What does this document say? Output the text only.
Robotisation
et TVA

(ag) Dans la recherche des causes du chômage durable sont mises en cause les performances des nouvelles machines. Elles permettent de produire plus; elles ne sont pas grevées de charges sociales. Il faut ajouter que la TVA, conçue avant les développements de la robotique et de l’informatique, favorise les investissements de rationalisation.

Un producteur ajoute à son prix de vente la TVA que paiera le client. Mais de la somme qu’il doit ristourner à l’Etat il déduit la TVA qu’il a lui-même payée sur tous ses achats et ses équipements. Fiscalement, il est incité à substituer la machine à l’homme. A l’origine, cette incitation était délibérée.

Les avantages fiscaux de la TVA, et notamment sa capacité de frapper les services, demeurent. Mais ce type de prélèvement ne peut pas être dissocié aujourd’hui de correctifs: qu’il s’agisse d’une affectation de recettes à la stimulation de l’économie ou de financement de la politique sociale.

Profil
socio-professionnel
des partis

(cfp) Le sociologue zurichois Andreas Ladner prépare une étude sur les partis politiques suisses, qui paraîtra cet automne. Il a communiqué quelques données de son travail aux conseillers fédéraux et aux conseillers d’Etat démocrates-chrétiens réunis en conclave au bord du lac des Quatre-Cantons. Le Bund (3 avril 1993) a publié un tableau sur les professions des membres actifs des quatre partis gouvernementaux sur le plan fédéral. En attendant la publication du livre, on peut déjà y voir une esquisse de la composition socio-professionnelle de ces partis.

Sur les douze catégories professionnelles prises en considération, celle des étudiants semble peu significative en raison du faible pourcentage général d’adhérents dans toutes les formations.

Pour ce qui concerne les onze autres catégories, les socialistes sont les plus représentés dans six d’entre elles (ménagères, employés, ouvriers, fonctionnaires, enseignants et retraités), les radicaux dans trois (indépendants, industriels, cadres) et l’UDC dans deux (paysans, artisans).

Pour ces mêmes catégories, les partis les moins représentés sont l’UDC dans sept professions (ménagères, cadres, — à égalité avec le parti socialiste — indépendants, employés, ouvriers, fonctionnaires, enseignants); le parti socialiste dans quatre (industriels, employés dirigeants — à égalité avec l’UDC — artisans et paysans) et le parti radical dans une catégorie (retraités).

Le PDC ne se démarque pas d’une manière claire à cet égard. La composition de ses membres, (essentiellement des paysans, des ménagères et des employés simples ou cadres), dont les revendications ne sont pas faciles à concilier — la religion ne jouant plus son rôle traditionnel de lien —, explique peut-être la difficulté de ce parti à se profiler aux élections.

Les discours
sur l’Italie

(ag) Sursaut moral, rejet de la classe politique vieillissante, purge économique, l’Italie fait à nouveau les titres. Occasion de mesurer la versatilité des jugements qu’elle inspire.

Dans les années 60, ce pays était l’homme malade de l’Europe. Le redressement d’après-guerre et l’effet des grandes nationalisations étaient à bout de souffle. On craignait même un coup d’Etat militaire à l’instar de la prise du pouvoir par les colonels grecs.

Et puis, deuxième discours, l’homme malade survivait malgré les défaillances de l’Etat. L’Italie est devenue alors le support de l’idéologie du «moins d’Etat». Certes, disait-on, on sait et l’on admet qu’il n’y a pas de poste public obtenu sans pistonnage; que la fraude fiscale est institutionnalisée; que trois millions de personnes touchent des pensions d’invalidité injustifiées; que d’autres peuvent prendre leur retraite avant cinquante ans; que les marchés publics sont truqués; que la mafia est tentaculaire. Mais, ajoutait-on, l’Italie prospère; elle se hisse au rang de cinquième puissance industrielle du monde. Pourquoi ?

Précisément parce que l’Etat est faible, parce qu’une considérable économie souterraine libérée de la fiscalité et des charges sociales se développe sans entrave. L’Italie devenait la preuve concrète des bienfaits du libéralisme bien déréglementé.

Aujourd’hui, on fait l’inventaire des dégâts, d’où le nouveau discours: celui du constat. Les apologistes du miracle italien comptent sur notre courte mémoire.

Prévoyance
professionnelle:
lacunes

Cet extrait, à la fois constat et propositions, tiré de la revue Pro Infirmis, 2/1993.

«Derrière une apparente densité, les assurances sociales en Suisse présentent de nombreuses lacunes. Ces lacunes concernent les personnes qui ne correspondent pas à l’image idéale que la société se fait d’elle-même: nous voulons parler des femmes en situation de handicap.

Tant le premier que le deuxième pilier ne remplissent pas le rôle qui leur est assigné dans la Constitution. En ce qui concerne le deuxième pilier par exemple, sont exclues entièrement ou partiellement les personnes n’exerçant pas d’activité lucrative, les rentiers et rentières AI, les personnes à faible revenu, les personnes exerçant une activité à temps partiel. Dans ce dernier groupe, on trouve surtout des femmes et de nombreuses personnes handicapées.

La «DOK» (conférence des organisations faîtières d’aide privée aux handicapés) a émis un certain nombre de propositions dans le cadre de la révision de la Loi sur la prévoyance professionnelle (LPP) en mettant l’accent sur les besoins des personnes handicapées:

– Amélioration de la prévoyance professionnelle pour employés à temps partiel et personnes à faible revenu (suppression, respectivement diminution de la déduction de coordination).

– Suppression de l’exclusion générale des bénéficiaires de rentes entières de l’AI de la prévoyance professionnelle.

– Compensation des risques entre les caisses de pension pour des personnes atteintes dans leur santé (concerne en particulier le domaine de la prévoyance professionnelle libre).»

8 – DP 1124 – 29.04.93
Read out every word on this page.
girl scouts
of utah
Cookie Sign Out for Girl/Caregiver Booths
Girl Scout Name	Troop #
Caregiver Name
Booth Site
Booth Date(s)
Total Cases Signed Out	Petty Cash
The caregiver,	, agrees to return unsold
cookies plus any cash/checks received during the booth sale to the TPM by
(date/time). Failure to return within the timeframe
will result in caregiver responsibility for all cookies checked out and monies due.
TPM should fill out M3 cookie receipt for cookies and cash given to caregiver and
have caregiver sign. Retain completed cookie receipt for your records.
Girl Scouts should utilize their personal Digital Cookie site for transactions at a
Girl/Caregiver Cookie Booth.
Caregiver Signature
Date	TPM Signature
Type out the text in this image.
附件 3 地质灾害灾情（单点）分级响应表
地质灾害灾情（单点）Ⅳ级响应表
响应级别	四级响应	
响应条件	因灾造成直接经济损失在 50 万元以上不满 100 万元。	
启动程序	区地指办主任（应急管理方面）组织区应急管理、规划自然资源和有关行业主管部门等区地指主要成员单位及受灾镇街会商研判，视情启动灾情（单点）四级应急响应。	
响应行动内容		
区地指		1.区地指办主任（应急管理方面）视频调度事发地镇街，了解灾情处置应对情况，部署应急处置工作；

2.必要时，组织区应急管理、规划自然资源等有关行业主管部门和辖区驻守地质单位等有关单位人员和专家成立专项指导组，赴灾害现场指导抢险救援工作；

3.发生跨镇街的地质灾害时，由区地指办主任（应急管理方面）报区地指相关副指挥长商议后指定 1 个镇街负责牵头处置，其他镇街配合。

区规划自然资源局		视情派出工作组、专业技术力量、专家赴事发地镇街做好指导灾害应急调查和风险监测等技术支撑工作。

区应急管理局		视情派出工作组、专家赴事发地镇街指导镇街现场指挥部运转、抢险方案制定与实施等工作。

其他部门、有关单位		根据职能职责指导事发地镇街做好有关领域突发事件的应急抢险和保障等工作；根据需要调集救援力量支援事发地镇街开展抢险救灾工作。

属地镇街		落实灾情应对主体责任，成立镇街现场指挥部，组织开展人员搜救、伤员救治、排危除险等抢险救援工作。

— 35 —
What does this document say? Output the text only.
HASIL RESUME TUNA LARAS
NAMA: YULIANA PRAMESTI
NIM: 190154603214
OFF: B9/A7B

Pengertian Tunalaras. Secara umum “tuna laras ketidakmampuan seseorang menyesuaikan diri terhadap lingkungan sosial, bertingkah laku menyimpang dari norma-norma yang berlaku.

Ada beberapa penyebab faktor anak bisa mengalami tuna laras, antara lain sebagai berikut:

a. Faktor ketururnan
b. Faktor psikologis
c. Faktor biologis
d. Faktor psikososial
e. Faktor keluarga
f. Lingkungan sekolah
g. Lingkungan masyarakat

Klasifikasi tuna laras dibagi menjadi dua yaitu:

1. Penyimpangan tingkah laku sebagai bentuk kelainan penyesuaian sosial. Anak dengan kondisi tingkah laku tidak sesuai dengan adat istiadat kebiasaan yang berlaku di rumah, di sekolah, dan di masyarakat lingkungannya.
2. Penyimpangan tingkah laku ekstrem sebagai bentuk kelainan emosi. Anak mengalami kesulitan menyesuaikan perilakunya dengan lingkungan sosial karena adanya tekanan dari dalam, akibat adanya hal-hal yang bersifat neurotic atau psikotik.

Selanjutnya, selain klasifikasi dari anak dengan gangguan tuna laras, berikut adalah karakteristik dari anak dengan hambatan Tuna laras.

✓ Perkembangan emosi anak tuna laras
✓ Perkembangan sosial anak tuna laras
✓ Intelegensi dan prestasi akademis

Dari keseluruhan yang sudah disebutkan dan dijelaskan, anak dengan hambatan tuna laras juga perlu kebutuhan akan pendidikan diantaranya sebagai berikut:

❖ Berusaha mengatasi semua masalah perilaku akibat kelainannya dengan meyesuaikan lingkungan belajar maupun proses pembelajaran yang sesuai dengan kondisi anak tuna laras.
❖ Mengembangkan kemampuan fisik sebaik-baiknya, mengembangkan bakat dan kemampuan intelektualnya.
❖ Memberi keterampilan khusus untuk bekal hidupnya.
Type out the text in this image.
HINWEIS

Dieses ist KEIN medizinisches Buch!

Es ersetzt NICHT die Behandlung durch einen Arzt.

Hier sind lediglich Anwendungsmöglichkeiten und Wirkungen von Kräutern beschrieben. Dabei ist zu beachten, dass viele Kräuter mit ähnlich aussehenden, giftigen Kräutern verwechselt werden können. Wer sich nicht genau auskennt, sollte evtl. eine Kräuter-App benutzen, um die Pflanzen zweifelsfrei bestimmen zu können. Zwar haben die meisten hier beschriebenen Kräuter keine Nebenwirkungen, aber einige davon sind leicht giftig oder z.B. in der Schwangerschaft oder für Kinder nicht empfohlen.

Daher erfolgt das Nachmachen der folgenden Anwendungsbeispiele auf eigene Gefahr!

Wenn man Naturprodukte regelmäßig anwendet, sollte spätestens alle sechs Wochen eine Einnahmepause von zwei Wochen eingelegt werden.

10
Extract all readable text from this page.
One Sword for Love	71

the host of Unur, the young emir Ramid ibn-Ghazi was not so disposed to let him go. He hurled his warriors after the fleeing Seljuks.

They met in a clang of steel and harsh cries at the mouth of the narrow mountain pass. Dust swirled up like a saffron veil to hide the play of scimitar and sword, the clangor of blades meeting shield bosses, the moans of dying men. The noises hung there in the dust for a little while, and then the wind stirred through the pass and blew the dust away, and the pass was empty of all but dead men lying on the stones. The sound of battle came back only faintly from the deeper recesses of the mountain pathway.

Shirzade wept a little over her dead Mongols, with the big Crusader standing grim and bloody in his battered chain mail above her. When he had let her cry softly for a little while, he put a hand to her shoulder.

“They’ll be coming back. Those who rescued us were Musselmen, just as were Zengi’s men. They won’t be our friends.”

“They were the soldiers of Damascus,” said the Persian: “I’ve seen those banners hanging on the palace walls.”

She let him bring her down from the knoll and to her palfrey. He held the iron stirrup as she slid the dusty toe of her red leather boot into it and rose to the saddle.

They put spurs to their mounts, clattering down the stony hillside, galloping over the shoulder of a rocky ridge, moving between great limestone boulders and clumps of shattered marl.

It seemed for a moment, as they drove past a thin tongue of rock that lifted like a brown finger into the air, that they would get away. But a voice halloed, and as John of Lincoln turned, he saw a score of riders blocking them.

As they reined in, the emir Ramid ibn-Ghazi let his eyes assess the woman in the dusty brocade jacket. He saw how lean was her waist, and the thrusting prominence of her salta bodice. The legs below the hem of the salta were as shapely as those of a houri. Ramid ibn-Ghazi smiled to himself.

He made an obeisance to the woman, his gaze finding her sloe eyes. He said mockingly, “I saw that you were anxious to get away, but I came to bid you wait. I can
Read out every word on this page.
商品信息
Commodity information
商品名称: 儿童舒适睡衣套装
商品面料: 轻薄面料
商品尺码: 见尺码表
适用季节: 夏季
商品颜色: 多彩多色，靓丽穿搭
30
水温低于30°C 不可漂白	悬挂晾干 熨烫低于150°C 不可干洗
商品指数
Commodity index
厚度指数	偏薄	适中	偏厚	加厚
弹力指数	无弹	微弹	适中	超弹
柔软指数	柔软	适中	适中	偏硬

- - -

### [EXERCISE BRIEF]
Above is a listing; report how many of its lines include the word "Perkembangan", giving the number only.

### [COMPLETED TASK]
2